- Problem details
Look through the data below. Pick out the lines holding the string "twitter".

[Stored data]
<<<<

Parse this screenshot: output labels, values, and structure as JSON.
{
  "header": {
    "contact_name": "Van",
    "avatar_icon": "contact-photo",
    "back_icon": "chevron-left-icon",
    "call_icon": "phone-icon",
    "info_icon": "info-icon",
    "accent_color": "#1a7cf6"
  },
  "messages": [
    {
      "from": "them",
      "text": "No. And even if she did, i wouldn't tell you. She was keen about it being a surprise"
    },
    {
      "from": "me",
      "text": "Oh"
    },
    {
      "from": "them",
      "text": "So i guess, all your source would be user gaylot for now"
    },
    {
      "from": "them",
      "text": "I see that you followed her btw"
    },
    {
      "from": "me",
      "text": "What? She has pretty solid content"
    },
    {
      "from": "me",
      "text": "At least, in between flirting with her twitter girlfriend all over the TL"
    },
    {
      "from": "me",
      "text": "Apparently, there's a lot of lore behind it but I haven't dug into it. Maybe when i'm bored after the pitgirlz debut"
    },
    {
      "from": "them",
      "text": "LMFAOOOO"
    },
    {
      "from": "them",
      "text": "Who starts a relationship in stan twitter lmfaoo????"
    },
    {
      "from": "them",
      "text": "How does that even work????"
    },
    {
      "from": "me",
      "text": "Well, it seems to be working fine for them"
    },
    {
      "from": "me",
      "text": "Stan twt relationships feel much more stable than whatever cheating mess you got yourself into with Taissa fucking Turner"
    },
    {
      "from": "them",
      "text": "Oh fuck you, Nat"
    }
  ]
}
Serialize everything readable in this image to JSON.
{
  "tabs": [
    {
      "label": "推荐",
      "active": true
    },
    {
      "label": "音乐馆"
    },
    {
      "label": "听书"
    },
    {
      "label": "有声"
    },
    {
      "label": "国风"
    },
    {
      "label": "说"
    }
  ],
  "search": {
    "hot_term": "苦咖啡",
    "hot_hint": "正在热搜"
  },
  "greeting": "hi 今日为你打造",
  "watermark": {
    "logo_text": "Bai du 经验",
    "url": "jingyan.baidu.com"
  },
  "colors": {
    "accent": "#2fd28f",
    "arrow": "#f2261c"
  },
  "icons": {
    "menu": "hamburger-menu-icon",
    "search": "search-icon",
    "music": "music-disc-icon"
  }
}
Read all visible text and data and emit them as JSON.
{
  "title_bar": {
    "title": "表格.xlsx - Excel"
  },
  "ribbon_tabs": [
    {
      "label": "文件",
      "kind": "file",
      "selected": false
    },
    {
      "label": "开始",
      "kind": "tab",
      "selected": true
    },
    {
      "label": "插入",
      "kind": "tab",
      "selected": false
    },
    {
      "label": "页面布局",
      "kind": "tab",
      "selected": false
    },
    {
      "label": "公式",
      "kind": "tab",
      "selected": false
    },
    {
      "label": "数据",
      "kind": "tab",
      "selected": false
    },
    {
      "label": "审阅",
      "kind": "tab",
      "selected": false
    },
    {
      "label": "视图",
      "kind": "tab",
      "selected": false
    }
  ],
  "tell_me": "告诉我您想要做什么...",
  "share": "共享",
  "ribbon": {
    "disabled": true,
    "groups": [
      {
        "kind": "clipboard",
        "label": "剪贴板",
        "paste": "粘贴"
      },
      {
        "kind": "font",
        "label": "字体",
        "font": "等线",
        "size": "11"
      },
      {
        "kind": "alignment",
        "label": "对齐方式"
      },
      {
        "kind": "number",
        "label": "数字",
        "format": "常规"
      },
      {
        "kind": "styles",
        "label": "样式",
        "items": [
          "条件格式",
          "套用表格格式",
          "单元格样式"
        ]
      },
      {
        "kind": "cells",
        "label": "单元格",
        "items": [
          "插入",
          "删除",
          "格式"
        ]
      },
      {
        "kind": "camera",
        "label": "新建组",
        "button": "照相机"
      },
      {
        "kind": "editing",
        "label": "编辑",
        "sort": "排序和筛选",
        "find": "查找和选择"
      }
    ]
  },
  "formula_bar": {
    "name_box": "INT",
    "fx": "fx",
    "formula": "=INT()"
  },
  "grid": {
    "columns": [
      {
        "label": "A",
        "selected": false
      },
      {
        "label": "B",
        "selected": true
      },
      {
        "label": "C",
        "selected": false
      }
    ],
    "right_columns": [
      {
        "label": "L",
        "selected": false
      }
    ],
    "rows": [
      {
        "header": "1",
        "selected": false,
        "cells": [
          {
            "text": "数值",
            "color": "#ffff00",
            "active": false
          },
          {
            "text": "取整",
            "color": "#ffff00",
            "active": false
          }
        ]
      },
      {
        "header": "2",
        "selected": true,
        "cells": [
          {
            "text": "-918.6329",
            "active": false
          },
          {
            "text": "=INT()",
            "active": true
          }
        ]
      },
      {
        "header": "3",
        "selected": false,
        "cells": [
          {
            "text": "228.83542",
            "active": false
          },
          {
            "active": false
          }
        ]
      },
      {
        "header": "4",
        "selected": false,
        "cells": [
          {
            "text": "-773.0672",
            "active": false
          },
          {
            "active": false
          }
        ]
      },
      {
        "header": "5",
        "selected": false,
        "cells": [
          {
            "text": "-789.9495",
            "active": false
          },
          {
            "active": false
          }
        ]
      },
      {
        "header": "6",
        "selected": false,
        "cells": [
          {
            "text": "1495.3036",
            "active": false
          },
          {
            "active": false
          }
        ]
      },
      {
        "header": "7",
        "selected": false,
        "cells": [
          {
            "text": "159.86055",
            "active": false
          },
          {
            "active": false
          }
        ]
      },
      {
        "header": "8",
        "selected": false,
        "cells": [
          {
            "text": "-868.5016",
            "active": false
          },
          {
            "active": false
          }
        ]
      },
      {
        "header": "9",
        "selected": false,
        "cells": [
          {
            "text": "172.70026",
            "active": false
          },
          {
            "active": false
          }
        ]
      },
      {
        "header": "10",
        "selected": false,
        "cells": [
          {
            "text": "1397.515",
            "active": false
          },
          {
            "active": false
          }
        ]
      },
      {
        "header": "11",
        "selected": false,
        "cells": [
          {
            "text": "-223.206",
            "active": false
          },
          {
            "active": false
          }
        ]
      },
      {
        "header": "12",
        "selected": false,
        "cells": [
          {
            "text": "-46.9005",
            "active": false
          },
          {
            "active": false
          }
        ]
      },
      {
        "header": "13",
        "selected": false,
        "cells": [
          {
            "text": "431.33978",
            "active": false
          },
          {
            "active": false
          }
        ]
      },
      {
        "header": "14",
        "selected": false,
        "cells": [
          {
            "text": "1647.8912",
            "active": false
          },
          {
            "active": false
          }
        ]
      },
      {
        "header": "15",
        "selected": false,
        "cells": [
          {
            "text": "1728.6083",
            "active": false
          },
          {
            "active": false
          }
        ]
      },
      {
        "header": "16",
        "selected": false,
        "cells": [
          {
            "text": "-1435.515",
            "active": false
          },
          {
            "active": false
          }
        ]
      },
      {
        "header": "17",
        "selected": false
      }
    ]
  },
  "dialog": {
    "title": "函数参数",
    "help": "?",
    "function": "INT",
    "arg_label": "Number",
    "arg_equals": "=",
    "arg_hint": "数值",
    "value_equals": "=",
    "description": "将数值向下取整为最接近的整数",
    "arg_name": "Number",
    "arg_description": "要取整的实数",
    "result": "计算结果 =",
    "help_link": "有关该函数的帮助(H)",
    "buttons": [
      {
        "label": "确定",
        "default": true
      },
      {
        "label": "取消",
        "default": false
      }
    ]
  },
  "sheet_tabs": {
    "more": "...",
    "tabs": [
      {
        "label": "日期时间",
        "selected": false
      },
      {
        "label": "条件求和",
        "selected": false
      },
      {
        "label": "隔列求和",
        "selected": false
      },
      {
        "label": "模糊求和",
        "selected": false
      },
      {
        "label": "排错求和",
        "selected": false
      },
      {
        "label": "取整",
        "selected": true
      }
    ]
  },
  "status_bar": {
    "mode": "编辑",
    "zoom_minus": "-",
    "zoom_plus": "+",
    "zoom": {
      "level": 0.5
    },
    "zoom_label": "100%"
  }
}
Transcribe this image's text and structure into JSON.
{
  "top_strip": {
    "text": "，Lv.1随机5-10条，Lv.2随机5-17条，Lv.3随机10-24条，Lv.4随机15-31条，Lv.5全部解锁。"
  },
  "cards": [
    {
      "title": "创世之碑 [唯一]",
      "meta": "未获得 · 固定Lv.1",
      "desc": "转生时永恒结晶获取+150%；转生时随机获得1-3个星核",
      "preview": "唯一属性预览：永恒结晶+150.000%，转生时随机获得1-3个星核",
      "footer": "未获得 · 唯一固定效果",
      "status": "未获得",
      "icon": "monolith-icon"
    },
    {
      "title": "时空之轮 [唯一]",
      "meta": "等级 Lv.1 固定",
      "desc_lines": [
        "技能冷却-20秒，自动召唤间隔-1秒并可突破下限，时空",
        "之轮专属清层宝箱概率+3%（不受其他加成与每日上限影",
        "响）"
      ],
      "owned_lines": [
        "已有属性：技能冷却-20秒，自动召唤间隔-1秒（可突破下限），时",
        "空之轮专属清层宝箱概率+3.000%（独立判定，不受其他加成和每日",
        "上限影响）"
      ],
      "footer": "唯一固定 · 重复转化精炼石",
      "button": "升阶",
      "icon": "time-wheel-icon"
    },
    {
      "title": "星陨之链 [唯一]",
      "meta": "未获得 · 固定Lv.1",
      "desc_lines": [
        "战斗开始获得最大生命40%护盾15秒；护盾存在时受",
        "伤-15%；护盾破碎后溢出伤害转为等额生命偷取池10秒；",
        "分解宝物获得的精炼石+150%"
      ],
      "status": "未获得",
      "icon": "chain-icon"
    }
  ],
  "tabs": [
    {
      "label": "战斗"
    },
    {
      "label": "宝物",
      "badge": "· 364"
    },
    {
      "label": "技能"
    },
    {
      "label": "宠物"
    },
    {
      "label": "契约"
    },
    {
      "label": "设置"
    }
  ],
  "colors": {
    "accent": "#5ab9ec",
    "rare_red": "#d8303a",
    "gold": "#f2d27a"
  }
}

>>>>

- Full answer
      "text": "At least, in between flirting with her twitter girlfriend all over the TL"
      "text": "Who starts a relationship in stan twitter lmfaoo????"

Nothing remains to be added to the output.